• Task:
Go through the lines below. Copy those with "from".

▬▬▬

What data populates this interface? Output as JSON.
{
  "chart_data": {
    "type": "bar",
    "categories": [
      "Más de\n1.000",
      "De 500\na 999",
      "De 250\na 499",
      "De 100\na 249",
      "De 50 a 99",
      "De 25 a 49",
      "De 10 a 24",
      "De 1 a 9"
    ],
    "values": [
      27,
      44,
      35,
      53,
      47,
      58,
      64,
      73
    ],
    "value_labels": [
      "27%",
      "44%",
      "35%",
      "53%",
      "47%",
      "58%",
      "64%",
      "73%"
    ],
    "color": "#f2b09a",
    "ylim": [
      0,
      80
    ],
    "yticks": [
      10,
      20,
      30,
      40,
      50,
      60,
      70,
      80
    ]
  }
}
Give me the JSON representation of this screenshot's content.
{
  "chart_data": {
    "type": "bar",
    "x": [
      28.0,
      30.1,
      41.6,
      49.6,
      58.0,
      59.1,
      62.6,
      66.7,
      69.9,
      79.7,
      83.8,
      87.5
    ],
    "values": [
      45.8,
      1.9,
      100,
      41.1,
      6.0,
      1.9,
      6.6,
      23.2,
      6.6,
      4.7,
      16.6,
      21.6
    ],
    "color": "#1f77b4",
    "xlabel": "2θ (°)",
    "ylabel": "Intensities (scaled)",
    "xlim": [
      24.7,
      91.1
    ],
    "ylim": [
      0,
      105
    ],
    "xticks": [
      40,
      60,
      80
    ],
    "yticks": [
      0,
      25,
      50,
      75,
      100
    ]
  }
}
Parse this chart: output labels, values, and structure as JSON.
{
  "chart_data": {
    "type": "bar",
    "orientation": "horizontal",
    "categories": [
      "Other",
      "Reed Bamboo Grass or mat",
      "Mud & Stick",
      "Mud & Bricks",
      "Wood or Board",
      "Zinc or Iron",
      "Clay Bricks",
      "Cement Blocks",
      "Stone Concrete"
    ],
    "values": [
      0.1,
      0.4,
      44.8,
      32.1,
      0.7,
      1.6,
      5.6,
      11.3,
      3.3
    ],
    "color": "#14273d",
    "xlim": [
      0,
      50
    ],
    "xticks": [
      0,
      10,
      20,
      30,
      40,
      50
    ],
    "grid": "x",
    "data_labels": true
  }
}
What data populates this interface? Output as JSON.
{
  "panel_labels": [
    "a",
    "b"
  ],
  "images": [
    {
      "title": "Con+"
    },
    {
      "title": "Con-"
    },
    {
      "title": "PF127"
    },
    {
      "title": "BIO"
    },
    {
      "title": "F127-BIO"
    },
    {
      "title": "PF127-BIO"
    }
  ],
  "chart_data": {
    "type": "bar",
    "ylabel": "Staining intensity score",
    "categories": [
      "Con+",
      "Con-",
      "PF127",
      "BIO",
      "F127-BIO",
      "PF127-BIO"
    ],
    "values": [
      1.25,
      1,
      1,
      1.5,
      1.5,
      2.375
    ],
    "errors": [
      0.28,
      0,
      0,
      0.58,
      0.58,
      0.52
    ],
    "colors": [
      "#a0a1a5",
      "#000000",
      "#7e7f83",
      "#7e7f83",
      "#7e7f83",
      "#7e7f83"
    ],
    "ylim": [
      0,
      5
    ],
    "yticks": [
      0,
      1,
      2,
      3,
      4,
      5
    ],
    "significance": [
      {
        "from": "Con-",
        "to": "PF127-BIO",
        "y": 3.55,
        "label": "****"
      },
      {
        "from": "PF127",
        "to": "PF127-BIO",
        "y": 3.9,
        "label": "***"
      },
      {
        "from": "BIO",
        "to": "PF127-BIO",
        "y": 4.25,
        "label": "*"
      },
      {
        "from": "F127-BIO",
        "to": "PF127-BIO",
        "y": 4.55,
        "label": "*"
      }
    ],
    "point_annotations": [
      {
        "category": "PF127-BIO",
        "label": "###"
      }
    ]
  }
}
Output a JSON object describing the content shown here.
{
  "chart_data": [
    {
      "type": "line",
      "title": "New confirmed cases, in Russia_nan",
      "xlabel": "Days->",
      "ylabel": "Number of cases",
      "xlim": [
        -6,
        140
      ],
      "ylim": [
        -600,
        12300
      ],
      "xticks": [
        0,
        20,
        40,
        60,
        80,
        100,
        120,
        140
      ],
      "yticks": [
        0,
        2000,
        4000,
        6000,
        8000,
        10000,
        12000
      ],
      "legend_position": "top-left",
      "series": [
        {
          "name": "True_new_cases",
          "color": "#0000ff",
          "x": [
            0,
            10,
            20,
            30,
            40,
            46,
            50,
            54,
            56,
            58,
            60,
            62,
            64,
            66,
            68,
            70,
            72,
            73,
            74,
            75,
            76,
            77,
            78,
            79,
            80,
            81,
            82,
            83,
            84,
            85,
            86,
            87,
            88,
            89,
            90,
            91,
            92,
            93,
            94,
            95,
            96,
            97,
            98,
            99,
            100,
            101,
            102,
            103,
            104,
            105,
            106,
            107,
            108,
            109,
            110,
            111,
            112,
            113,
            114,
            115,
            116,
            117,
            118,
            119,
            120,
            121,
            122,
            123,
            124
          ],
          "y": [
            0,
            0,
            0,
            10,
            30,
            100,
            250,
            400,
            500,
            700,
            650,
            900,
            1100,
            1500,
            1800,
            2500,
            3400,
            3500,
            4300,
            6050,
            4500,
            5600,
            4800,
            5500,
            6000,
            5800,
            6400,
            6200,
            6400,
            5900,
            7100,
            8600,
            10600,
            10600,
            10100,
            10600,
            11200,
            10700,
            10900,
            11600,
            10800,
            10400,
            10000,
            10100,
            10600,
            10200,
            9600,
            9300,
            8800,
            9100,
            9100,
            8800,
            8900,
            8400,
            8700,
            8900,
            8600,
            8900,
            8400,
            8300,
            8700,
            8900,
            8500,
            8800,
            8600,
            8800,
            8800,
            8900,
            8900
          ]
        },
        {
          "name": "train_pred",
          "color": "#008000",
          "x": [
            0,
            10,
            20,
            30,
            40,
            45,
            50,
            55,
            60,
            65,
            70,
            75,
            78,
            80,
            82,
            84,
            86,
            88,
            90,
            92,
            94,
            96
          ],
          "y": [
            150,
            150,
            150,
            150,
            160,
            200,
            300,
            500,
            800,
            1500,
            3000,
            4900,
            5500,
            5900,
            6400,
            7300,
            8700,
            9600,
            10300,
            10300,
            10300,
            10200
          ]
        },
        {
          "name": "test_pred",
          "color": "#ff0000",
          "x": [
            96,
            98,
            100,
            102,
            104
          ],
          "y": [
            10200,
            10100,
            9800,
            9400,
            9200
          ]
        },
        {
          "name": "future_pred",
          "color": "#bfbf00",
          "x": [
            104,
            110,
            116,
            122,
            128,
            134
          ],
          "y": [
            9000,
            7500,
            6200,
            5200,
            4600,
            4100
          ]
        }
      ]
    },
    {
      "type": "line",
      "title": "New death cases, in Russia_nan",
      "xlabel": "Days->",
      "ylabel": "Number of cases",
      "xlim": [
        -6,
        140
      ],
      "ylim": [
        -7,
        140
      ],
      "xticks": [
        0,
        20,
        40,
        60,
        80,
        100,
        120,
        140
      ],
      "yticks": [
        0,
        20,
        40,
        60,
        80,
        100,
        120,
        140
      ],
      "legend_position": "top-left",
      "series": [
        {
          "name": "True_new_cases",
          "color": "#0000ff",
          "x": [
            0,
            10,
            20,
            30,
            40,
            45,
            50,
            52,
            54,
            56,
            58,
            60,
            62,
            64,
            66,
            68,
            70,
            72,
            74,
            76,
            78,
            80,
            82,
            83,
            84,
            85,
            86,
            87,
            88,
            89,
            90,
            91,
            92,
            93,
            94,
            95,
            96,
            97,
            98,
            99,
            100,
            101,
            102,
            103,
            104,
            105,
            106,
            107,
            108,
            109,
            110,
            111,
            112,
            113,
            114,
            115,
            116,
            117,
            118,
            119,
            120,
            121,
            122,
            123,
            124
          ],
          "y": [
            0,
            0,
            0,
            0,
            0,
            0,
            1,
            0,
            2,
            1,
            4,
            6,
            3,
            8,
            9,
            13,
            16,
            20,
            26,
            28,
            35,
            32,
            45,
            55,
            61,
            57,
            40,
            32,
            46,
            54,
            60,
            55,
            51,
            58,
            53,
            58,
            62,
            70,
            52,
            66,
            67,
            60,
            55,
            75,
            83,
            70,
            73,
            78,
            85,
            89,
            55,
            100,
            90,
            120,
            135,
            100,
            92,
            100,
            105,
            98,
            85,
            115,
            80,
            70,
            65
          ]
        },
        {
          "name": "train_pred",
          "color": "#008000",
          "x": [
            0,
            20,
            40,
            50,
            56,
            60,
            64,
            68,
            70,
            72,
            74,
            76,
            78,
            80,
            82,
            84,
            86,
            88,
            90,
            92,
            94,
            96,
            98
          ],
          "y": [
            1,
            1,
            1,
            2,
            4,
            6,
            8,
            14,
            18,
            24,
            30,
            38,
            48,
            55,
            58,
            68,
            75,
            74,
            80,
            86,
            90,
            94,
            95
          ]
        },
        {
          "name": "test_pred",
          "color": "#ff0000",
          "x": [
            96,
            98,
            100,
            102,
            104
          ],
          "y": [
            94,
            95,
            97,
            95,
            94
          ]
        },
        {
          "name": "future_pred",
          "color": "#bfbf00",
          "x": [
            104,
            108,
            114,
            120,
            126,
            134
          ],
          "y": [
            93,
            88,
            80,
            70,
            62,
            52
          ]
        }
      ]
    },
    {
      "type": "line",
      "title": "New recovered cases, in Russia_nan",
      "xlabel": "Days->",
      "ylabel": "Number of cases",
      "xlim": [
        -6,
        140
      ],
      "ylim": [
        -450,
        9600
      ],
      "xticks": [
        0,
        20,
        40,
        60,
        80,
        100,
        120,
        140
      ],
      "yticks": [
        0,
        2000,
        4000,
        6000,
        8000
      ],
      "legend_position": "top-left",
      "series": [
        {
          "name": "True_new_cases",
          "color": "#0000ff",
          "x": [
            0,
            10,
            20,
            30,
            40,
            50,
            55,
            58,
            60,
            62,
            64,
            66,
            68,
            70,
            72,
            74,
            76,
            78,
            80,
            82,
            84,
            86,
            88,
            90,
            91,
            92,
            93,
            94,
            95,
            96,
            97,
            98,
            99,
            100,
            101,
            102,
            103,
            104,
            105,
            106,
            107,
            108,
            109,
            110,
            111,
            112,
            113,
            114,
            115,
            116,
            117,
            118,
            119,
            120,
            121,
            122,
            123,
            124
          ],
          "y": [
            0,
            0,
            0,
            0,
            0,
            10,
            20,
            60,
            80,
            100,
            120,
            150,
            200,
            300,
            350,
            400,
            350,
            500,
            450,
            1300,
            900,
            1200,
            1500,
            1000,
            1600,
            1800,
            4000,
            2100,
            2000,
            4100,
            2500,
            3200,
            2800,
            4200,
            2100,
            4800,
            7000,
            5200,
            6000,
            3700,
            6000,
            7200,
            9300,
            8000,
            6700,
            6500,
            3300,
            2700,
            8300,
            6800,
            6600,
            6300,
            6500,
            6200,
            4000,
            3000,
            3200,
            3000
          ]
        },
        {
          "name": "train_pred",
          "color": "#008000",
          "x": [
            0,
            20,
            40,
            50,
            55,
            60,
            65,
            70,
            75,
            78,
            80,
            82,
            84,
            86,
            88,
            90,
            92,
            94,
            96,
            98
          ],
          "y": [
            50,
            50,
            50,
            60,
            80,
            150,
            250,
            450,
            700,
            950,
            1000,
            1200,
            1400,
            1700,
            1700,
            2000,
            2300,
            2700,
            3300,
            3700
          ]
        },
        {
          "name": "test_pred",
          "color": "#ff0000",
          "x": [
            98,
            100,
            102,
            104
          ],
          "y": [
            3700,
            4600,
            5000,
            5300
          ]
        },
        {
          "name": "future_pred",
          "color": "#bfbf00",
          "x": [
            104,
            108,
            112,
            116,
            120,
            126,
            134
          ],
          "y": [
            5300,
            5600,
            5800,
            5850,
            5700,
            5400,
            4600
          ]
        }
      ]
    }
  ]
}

▬▬▬

• Exercise response:
        "from": "Con-",
        "from": "PF127",
        "from": "BIO",
        "from": "F127-BIO",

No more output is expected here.